* _Job_
Your task is to extract every entry that follows word for word while excluding the pictures.

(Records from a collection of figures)
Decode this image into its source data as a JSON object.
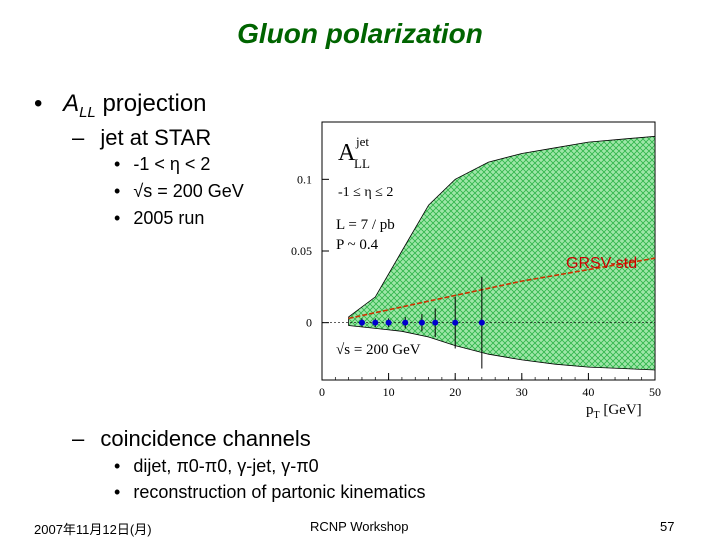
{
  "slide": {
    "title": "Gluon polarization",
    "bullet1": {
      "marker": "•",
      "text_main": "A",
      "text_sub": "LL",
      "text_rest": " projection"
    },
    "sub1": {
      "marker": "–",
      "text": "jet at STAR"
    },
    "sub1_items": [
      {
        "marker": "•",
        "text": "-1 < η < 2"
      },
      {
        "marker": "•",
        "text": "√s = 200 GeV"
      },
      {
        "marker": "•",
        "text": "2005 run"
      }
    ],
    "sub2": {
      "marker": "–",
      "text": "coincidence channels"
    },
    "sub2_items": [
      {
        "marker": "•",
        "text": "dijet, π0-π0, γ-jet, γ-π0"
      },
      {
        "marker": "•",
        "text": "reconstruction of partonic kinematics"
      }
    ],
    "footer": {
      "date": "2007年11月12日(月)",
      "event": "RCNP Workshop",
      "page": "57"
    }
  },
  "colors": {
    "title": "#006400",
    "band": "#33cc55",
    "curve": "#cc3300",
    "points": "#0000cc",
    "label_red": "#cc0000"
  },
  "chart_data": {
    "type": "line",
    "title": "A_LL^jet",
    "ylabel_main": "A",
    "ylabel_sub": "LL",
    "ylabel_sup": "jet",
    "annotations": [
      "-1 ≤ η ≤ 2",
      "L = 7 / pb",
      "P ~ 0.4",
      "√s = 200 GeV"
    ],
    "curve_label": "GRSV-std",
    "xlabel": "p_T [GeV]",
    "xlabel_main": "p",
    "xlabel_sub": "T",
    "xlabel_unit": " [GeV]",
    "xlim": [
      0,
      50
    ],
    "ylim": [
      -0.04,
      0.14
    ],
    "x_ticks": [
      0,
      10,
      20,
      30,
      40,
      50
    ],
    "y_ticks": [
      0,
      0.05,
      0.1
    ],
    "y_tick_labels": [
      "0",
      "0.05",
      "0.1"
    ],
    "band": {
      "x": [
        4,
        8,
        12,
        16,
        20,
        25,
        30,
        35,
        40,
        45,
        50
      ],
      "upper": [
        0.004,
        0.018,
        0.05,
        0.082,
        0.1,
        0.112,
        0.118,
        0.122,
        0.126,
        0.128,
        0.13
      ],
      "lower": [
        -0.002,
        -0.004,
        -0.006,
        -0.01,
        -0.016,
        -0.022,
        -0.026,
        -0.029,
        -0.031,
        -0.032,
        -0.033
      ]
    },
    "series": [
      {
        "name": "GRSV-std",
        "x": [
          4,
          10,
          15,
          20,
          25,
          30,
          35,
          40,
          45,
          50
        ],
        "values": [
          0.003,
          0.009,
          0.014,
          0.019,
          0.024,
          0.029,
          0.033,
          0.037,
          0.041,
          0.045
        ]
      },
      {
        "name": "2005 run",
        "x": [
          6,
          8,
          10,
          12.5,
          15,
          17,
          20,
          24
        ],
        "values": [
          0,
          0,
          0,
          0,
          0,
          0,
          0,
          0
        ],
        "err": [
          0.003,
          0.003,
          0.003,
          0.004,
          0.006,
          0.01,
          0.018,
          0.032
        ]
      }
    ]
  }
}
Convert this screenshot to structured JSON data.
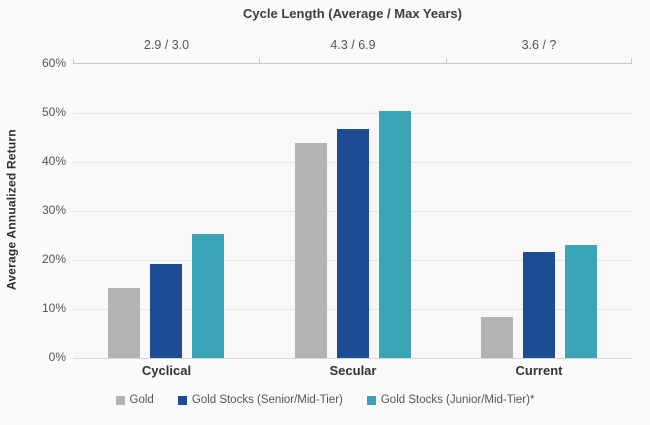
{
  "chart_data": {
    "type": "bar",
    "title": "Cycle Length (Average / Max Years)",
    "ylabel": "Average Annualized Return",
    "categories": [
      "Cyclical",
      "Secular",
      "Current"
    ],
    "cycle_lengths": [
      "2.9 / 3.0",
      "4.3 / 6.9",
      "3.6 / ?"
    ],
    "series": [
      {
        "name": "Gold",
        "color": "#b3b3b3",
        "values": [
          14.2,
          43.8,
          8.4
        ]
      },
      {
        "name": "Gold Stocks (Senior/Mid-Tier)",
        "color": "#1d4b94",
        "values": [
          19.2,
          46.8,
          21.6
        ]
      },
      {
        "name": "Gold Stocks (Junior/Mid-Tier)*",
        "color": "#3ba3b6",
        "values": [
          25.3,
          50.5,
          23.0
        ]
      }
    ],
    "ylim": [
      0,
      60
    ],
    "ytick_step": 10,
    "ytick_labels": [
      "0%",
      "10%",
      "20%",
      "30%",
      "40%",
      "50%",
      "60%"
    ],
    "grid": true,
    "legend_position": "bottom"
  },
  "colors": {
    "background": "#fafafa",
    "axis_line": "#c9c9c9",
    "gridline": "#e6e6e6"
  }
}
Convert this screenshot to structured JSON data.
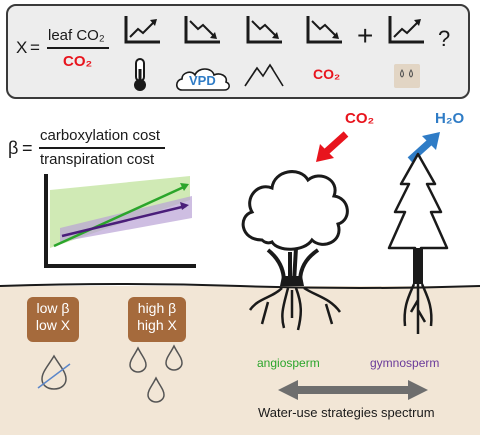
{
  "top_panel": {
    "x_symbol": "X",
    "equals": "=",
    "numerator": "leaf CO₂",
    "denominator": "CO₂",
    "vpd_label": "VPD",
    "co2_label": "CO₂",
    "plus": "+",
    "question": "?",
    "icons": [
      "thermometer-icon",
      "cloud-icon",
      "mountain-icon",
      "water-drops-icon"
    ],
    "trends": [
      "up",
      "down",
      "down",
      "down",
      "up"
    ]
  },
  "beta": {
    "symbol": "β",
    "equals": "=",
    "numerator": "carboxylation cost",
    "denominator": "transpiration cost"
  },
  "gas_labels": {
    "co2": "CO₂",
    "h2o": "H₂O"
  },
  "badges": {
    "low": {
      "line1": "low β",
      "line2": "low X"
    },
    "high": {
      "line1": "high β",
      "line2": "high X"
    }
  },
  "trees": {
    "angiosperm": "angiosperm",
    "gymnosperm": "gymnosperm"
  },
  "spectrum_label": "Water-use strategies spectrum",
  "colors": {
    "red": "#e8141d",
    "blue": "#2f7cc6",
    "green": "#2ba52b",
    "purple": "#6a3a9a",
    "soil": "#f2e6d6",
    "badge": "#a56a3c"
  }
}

* _Task solution_
Decode this image into its source data as a JSON object.
{
  "slide": {
    "title": "Gluon polarization",
    "bullet1": {
      "marker": "•",
      "text_main": "A",
      "text_sub": "LL",
      "text_rest": " projection"
    },
    "sub1": {
      "marker": "–",
      "text": "jet at STAR"
    },
    "sub1_items": [
      {
        "marker": "•",
        "text": "-1 < η < 2"
      },
      {
        "marker": "•",
        "text": "√s = 200 GeV"
      },
      {
        "marker": "•",
        "text": "2005 run"
      }
    ],
    "sub2": {
      "marker": "–",
      "text": "coincidence channels"
    },
    "sub2_items": [
      {
        "marker": "•",
        "text": "dijet, π0-π0, γ-jet, γ-π0"
      },
      {
        "marker": "•",
        "text": "reconstruction of partonic kinematics"
      }
    ],
    "footer": {
      "date": "2007年11月12日(月)",
      "event": "RCNP Workshop",
      "page": "57"
    }
  },
  "colors": {
    "title": "#006400",
    "band": "#33cc55",
    "curve": "#cc3300",
    "points": "#0000cc",
    "label_red": "#cc0000"
  },
  "chart_data": {
    "type": "line",
    "title": "A_LL^jet",
    "ylabel_main": "A",
    "ylabel_sub": "LL",
    "ylabel_sup": "jet",
    "annotations": [
      "-1 ≤ η ≤ 2",
      "L = 7 / pb",
      "P ~ 0.4",
      "√s = 200 GeV"
    ],
    "curve_label": "GRSV-std",
    "xlabel": "p_T [GeV]",
    "xlabel_main": "p",
    "xlabel_sub": "T",
    "xlabel_unit": " [GeV]",
    "xlim": [
      0,
      50
    ],
    "ylim": [
      -0.04,
      0.14
    ],
    "x_ticks": [
      0,
      10,
      20,
      30,
      40,
      50
    ],
    "y_ticks": [
      0,
      0.05,
      0.1
    ],
    "y_tick_labels": [
      "0",
      "0.05",
      "0.1"
    ],
    "band": {
      "x": [
        4,
        8,
        12,
        16,
        20,
        25,
        30,
        35,
        40,
        45,
        50
      ],
      "upper": [
        0.004,
        0.018,
        0.05,
        0.082,
        0.1,
        0.112,
        0.118,
        0.122,
        0.126,
        0.128,
        0.13
      ],
      "lower": [
        -0.002,
        -0.004,
        -0.006,
        -0.01,
        -0.016,
        -0.022,
        -0.026,
        -0.029,
        -0.031,
        -0.032,
        -0.033
      ]
    },
    "series": [
      {
        "name": "GRSV-std",
        "x": [
          4,
          10,
          15,
          20,
          25,
          30,
          35,
          40,
          45,
          50
        ],
        "values": [
          0.003,
          0.009,
          0.014,
          0.019,
          0.024,
          0.029,
          0.033,
          0.037,
          0.041,
          0.045
        ]
      },
      {
        "name": "2005 run",
        "x": [
          6,
          8,
          10,
          12.5,
          15,
          17,
          20,
          24
        ],
        "values": [
          0,
          0,
          0,
          0,
          0,
          0,
          0,
          0
        ],
        "err": [
          0.003,
          0.003,
          0.003,
          0.004,
          0.006,
          0.01,
          0.018,
          0.032
        ]
      }
    ]
  }
}
Convert this screenshot to structured JSON data.
{
  "chart_data": {
    "type": "bar",
    "title": "Cycle Length (Average / Max Years)",
    "ylabel": "Average Annualized Return",
    "categories": [
      "Cyclical",
      "Secular",
      "Current"
    ],
    "cycle_lengths": [
      "2.9 / 3.0",
      "4.3 / 6.9",
      "3.6 / ?"
    ],
    "series": [
      {
        "name": "Gold",
        "color": "#b3b3b3",
        "values": [
          14.2,
          43.8,
          8.4
        ]
      },
      {
        "name": "Gold Stocks (Senior/Mid-Tier)",
        "color": "#1d4b94",
        "values": [
          19.2,
          46.8,
          21.6
        ]
      },
      {
        "name": "Gold Stocks (Junior/Mid-Tier)*",
        "color": "#3ba3b6",
        "values": [
          25.3,
          50.5,
          23.0
        ]
      }
    ],
    "ylim": [
      0,
      60
    ],
    "ytick_step": 10,
    "ytick_labels": [
      "0%",
      "10%",
      "20%",
      "30%",
      "40%",
      "50%",
      "60%"
    ],
    "grid": true,
    "legend_position": "bottom"
  },
  "colors": {
    "background": "#fafafa",
    "axis_line": "#c9c9c9",
    "gridline": "#e6e6e6"
  }
}
Convert this screenshot to structured JSON data.
{
  "top_panel": {
    "x_symbol": "X",
    "equals": "=",
    "numerator": "leaf CO₂",
    "denominator": "CO₂",
    "vpd_label": "VPD",
    "co2_label": "CO₂",
    "plus": "+",
    "question": "?",
    "icons": [
      "thermometer-icon",
      "cloud-icon",
      "mountain-icon",
      "water-drops-icon"
    ],
    "trends": [
      "up",
      "down",
      "down",
      "down",
      "up"
    ]
  },
  "beta": {
    "symbol": "β",
    "equals": "=",
    "numerator": "carboxylation cost",
    "denominator": "transpiration cost"
  },
  "gas_labels": {
    "co2": "CO₂",
    "h2o": "H₂O"
  },
  "badges": {
    "low": {
      "line1": "low β",
      "line2": "low X"
    },
    "high": {
      "line1": "high β",
      "line2": "high X"
    }
  },
  "trees": {
    "angiosperm": "angiosperm",
    "gymnosperm": "gymnosperm"
  },
  "spectrum_label": "Water-use strategies spectrum",
  "colors": {
    "red": "#e8141d",
    "blue": "#2f7cc6",
    "green": "#2ba52b",
    "purple": "#6a3a9a",
    "soil": "#f2e6d6",
    "badge": "#a56a3c"
  }
}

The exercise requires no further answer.